What is being asked:
Copy out every one of the rows below word for word, keeping each line as it is.

Layout coordinate data:
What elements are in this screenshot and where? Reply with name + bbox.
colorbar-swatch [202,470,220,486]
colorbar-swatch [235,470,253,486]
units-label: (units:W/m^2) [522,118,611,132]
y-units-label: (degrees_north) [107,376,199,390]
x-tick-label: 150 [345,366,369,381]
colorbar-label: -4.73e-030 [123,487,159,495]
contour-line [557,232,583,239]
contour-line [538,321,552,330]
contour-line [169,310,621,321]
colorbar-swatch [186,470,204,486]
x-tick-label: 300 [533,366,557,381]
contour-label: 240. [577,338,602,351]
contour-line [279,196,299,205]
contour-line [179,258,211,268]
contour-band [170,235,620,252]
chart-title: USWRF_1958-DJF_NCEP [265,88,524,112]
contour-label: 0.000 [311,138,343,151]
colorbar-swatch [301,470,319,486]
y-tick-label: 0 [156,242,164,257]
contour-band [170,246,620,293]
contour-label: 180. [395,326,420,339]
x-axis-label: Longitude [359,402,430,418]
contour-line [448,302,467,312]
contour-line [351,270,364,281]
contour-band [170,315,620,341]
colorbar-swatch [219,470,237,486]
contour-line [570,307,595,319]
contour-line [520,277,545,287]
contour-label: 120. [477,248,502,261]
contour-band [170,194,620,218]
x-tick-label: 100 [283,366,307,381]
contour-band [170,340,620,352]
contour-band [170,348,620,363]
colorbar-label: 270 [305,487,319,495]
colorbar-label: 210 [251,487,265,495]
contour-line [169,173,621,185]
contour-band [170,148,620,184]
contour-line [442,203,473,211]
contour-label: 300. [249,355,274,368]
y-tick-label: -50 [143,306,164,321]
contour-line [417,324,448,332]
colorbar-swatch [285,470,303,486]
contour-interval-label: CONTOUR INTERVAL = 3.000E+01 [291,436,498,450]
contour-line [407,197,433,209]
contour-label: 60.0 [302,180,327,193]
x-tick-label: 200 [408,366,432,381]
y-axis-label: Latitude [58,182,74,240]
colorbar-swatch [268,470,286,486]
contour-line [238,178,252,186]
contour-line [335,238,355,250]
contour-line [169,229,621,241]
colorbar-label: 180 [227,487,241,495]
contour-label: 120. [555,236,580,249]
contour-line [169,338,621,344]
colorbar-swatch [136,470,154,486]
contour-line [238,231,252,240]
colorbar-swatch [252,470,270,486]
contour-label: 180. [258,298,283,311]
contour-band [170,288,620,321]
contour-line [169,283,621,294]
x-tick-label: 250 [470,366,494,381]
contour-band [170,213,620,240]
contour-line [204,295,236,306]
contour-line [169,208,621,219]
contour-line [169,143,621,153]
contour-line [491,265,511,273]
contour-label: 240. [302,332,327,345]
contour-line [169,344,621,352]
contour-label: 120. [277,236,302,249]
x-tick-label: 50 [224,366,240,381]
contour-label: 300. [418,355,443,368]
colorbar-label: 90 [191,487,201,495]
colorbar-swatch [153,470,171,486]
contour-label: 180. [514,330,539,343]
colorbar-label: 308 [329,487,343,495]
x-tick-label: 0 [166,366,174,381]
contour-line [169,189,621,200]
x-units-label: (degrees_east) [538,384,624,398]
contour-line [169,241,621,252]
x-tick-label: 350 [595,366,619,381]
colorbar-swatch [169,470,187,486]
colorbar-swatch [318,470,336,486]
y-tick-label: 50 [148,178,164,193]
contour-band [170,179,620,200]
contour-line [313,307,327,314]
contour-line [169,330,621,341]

Response below:
What elements are in this screenshot and where? Reply with name + bbox.
colorbar-swatch [202,470,220,486]
colorbar-swatch [235,470,253,486]
units-label: (units:W/m^2) [522,118,611,132]
y-units-label: (degrees_north) [107,376,199,390]
x-tick-label: 150 [345,366,369,381]
colorbar-label: -4.73e-030 [123,487,159,495]
contour-line [557,232,583,239]
contour-line [538,321,552,330]
contour-line [169,310,621,321]
colorbar-swatch [186,470,204,486]
x-tick-label: 300 [533,366,557,381]
contour-label: 240. [577,338,602,351]
contour-line [279,196,299,205]
contour-line [179,258,211,268]
contour-band [170,235,620,252]
chart-title: USWRF_1958-DJF_NCEP [265,88,524,112]
contour-label: 0.000 [311,138,343,151]
colorbar-swatch [301,470,319,486]
y-tick-label: 0 [156,242,164,257]
contour-band [170,246,620,293]
contour-label: 180. [395,326,420,339]
x-axis-label: Longitude [359,402,430,418]
contour-line [448,302,467,312]
contour-line [351,270,364,281]
contour-band [170,315,620,341]
colorbar-swatch [219,470,237,486]
contour-line [570,307,595,319]
contour-line [520,277,545,287]
contour-label: 120. [477,248,502,261]
contour-band [170,194,620,218]
x-tick-label: 100 [283,366,307,381]
contour-band [170,340,620,352]
contour-band [170,348,620,363]
colorbar-label: 270 [305,487,319,495]
colorbar-label: 210 [251,487,265,495]
contour-line [169,173,621,185]
contour-band [170,148,620,184]
contour-line [442,203,473,211]
contour-label: 300. [249,355,274,368]
y-tick-label: -50 [143,306,164,321]
contour-line [417,324,448,332]
colorbar-swatch [285,470,303,486]
contour-interval-label: CONTOUR INTERVAL = 3.000E+01 [291,436,498,450]
contour-line [407,197,433,209]
contour-label: 60.0 [302,180,327,193]
x-tick-label: 200 [408,366,432,381]
y-axis-label: Latitude [58,182,74,240]
colorbar-swatch [268,470,286,486]
contour-line [238,178,252,186]
contour-line [335,238,355,250]
contour-line [169,229,621,241]
colorbar-label: 180 [227,487,241,495]
contour-label: 120. [555,236,580,249]
contour-line [169,338,621,344]
colorbar-swatch [136,470,154,486]
contour-line [238,231,252,240]
colorbar-swatch [252,470,270,486]
contour-label: 180. [258,298,283,311]
contour-band [170,288,620,321]
contour-line [169,283,621,294]
x-tick-label: 250 [470,366,494,381]
contour-band [170,213,620,240]
contour-line [204,295,236,306]
contour-line [169,208,621,219]
contour-line [169,143,621,153]
contour-line [491,265,511,273]
contour-label: 240. [302,332,327,345]
contour-line [169,344,621,352]
contour-label: 120. [277,236,302,249]
x-tick-label: 50 [224,366,240,381]
contour-label: 300. [418,355,443,368]
colorbar-label: 90 [191,487,201,495]
colorbar-swatch [153,470,171,486]
contour-label: 180. [514,330,539,343]
colorbar-label: 308 [329,487,343,495]
x-tick-label: 0 [166,366,174,381]
contour-line [169,189,621,200]
x-units-label: (degrees_east) [538,384,624,398]
contour-line [169,241,621,252]
x-tick-label: 350 [595,366,619,381]
colorbar-swatch [169,470,187,486]
colorbar-swatch [318,470,336,486]
y-tick-label: 50 [148,178,164,193]
contour-band [170,179,620,200]
contour-line [313,307,327,314]
contour-line [169,330,621,341]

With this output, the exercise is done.